WORK REQUIRED =
What is the number of lines containing "ylabel"? Give only that number.

#####

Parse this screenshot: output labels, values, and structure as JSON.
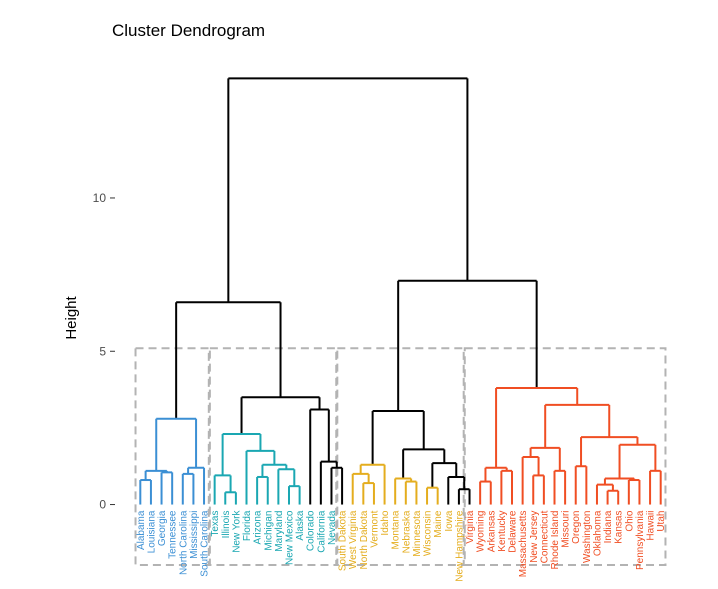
{
  "chart_data": {
    "type": "dendrogram",
    "title": "Cluster Dendrogram",
    "xlabel": "",
    "ylabel": "Height",
    "ylim": [
      -2.2,
      14.5
    ],
    "yticks": [
      0,
      5,
      10
    ],
    "cut_height": 5.1,
    "grid": false,
    "cluster_colors": [
      "#3b8fd4",
      "#1aa7b2",
      "#e4ad1e",
      "#f04e23"
    ],
    "root_color": "#000000",
    "box_color": "#b3b3b3",
    "leaves": [
      {
        "label": "Alabama",
        "cluster": 0
      },
      {
        "label": "Louisiana",
        "cluster": 0
      },
      {
        "label": "Georgia",
        "cluster": 0
      },
      {
        "label": "Tennessee",
        "cluster": 0
      },
      {
        "label": "North Carolina",
        "cluster": 0
      },
      {
        "label": "Mississippi",
        "cluster": 0
      },
      {
        "label": "South Carolina",
        "cluster": 0
      },
      {
        "label": "Texas",
        "cluster": 1
      },
      {
        "label": "Illinois",
        "cluster": 1
      },
      {
        "label": "New York",
        "cluster": 1
      },
      {
        "label": "Florida",
        "cluster": 1
      },
      {
        "label": "Arizona",
        "cluster": 1
      },
      {
        "label": "Michigan",
        "cluster": 1
      },
      {
        "label": "Maryland",
        "cluster": 1
      },
      {
        "label": "New Mexico",
        "cluster": 1
      },
      {
        "label": "Alaska",
        "cluster": 1
      },
      {
        "label": "Colorado",
        "cluster": 1
      },
      {
        "label": "California",
        "cluster": 1
      },
      {
        "label": "Nevada",
        "cluster": 1
      },
      {
        "label": "South Dakota",
        "cluster": 2
      },
      {
        "label": "West Virginia",
        "cluster": 2
      },
      {
        "label": "North Dakota",
        "cluster": 2
      },
      {
        "label": "Vermont",
        "cluster": 2
      },
      {
        "label": "Idaho",
        "cluster": 2
      },
      {
        "label": "Montana",
        "cluster": 2
      },
      {
        "label": "Nebraska",
        "cluster": 2
      },
      {
        "label": "Minnesota",
        "cluster": 2
      },
      {
        "label": "Wisconsin",
        "cluster": 2
      },
      {
        "label": "Maine",
        "cluster": 2
      },
      {
        "label": "Iowa",
        "cluster": 2
      },
      {
        "label": "New Hampshire",
        "cluster": 2
      },
      {
        "label": "Virginia",
        "cluster": 3
      },
      {
        "label": "Wyoming",
        "cluster": 3
      },
      {
        "label": "Arkansas",
        "cluster": 3
      },
      {
        "label": "Kentucky",
        "cluster": 3
      },
      {
        "label": "Delaware",
        "cluster": 3
      },
      {
        "label": "Massachusetts",
        "cluster": 3
      },
      {
        "label": "New Jersey",
        "cluster": 3
      },
      {
        "label": "Connecticut",
        "cluster": 3
      },
      {
        "label": "Rhode Island",
        "cluster": 3
      },
      {
        "label": "Missouri",
        "cluster": 3
      },
      {
        "label": "Oregon",
        "cluster": 3
      },
      {
        "label": "Washington",
        "cluster": 3
      },
      {
        "label": "Oklahoma",
        "cluster": 3
      },
      {
        "label": "Indiana",
        "cluster": 3
      },
      {
        "label": "Kansas",
        "cluster": 3
      },
      {
        "label": "Ohio",
        "cluster": 3
      },
      {
        "label": "Pennsylvania",
        "cluster": 3
      },
      {
        "label": "Hawaii",
        "cluster": 3
      },
      {
        "label": "Utah",
        "cluster": 3
      }
    ],
    "tree": {
      "h": 13.9,
      "c": [
        {
          "h": 6.6,
          "c": [
            {
              "h": 2.8,
              "c": [
                {
                  "h": 1.1,
                  "c": [
                    {
                      "h": 0.8,
                      "c": [
                        {
                          "leaf": 0
                        },
                        {
                          "leaf": 1
                        }
                      ]
                    },
                    {
                      "h": 1.05,
                      "c": [
                        {
                          "leaf": 2
                        },
                        {
                          "leaf": 3
                        }
                      ]
                    }
                  ]
                },
                {
                  "h": 1.2,
                  "c": [
                    {
                      "h": 1.0,
                      "c": [
                        {
                          "leaf": 4
                        },
                        {
                          "leaf": 5
                        }
                      ]
                    },
                    {
                      "leaf": 6
                    }
                  ]
                }
              ]
            },
            {
              "h": 3.5,
              "c": [
                {
                  "h": 2.3,
                  "c": [
                    {
                      "h": 0.95,
                      "c": [
                        {
                          "leaf": 7
                        },
                        {
                          "h": 0.4,
                          "c": [
                            {
                              "leaf": 8
                            },
                            {
                              "leaf": 9
                            }
                          ]
                        }
                      ]
                    },
                    {
                      "h": 1.75,
                      "c": [
                        {
                          "leaf": 10
                        },
                        {
                          "h": 1.3,
                          "c": [
                            {
                              "h": 0.9,
                              "c": [
                                {
                                  "leaf": 11
                                },
                                {
                                  "leaf": 12
                                }
                              ]
                            },
                            {
                              "h": 1.15,
                              "c": [
                                {
                                  "leaf": 13
                                },
                                {
                                  "h": 0.6,
                                  "c": [
                                    {
                                      "leaf": 14
                                    },
                                    {
                                      "leaf": 15
                                    }
                                  ]
                                }
                              ]
                            }
                          ]
                        }
                      ]
                    }
                  ]
                },
                {
                  "h": 3.1,
                  "c": [
                    {
                      "leaf": 16
                    },
                    {
                      "h": 1.4,
                      "c": [
                        {
                          "leaf": 17
                        },
                        {
                          "h": 1.2,
                          "c": [
                            {
                              "leaf": 18
                            },
                            {
                              "leaf": 19
                            }
                          ]
                        }
                      ]
                    }
                  ]
                }
              ]
            }
          ]
        },
        {
          "h": 7.3,
          "c": [
            {
              "h": 3.05,
              "c": [
                {
                  "h": 1.3,
                  "c": [
                    {
                      "h": 1.0,
                      "c": [
                        {
                          "leaf": 20
                        },
                        {
                          "h": 0.7,
                          "c": [
                            {
                              "leaf": 21
                            },
                            {
                              "leaf": 22
                            }
                          ]
                        }
                      ]
                    },
                    {
                      "leaf": 23
                    }
                  ]
                },
                {
                  "h": 1.8,
                  "c": [
                    {
                      "h": 0.85,
                      "c": [
                        {
                          "leaf": 24
                        },
                        {
                          "h": 0.75,
                          "c": [
                            {
                              "leaf": 25
                            },
                            {
                              "leaf": 26
                            }
                          ]
                        }
                      ]
                    },
                    {
                      "h": 1.35,
                      "c": [
                        {
                          "h": 0.55,
                          "c": [
                            {
                              "leaf": 27
                            },
                            {
                              "leaf": 28
                            }
                          ]
                        },
                        {
                          "h": 0.9,
                          "c": [
                            {
                              "leaf": 29
                            },
                            {
                              "h": 0.5,
                              "c": [
                                {
                                  "leaf": 30
                                },
                                {
                                  "leaf": 31
                                }
                              ]
                            }
                          ]
                        }
                      ]
                    }
                  ]
                }
              ]
            },
            {
              "h": 3.8,
              "c": [
                {
                  "h": 1.2,
                  "c": [
                    {
                      "h": 0.75,
                      "c": [
                        {
                          "leaf": 32
                        },
                        {
                          "leaf": 33
                        }
                      ]
                    },
                    {
                      "h": 1.1,
                      "c": [
                        {
                          "leaf": 34
                        },
                        {
                          "leaf": 35
                        }
                      ]
                    }
                  ]
                },
                {
                  "h": 3.25,
                  "c": [
                    {
                      "h": 1.85,
                      "c": [
                        {
                          "h": 1.55,
                          "c": [
                            {
                              "leaf": 36
                            },
                            {
                              "h": 0.95,
                              "c": [
                                {
                                  "leaf": 37
                                },
                                {
                                  "leaf": 38
                                }
                              ]
                            }
                          ]
                        },
                        {
                          "h": 1.1,
                          "c": [
                            {
                              "leaf": 39
                            },
                            {
                              "leaf": 40
                            }
                          ]
                        }
                      ]
                    },
                    {
                      "h": 2.2,
                      "c": [
                        {
                          "h": 1.25,
                          "c": [
                            {
                              "leaf": 41
                            },
                            {
                              "leaf": 42
                            }
                          ]
                        },
                        {
                          "h": 1.95,
                          "c": [
                            {
                              "h": 0.85,
                              "c": [
                                {
                                  "h": 0.65,
                                  "c": [
                                    {
                                      "leaf": 43
                                    },
                                    {
                                      "h": 0.45,
                                      "c": [
                                        {
                                          "leaf": 44
                                        },
                                        {
                                          "leaf": 45
                                        }
                                      ]
                                    }
                                  ]
                                },
                                {
                                  "h": 0.8,
                                  "c": [
                                    {
                                      "leaf": 46
                                    },
                                    {
                                      "leaf": 47
                                    }
                                  ]
                                }
                              ]
                            },
                            {
                              "h": 1.1,
                              "c": [
                                {
                                  "leaf": 48
                                },
                                {
                                  "leaf": 49
                                }
                              ]
                            }
                          ]
                        }
                      ]
                    }
                  ]
                }
              ]
            }
          ]
        }
      ]
    }
  }
}
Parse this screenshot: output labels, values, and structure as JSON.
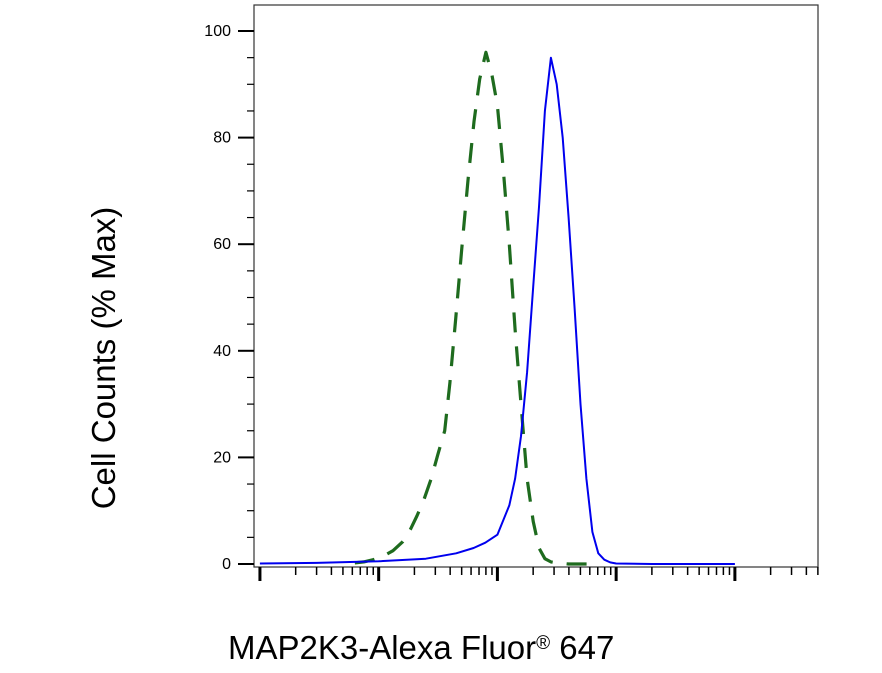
{
  "chart_data": {
    "type": "line",
    "xlabel": "MAP2K3-Alexa Fluor",
    "xlabel_mark": "®",
    "xlabel_suffix": " 647",
    "ylabel": "Cell Counts (% Max)",
    "x_scale": "log",
    "ylim": [
      0,
      100
    ],
    "yticks": [
      0,
      20,
      40,
      60,
      80,
      100
    ],
    "grid": false,
    "series": [
      {
        "style": "dashed",
        "color": "#1e6b1e",
        "x": [
          6.3,
          7.5,
          9,
          11,
          13.2,
          16,
          18.5,
          21,
          24,
          27.7,
          31.5,
          36,
          39.8,
          44.5,
          50,
          56.5,
          63.5,
          71,
          80,
          89.5,
          100,
          112,
          126,
          141,
          158,
          178,
          200,
          224,
          251,
          282,
          316,
          355,
          398,
          447,
          501,
          562,
          631
        ],
        "y": [
          0.2,
          0.4,
          0.8,
          1.5,
          2.5,
          4.2,
          6.5,
          9,
          12,
          16,
          20.5,
          25,
          34,
          46,
          59,
          72,
          83,
          91,
          96,
          92,
          86,
          74,
          60,
          44,
          30,
          16,
          8,
          3,
          1,
          0.4,
          0.2,
          0.1,
          0,
          0,
          0,
          0,
          0
        ]
      },
      {
        "style": "solid",
        "color": "#0000ee",
        "x": [
          1,
          3,
          10,
          25,
          45,
          63,
          79,
          100,
          126,
          141,
          158,
          178,
          200,
          224,
          251,
          282,
          316,
          355,
          398,
          447,
          501,
          562,
          631,
          708,
          794,
          891,
          1000,
          2000,
          5000,
          10000
        ],
        "y": [
          0.1,
          0.2,
          0.5,
          1,
          2,
          3,
          4,
          5.5,
          11,
          16,
          24,
          36,
          52,
          67,
          85,
          95,
          90,
          80,
          65,
          48,
          30,
          16,
          6,
          2,
          0.8,
          0.3,
          0.1,
          0,
          0,
          0
        ]
      }
    ]
  }
}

#####

EXERCISE RESULT =
2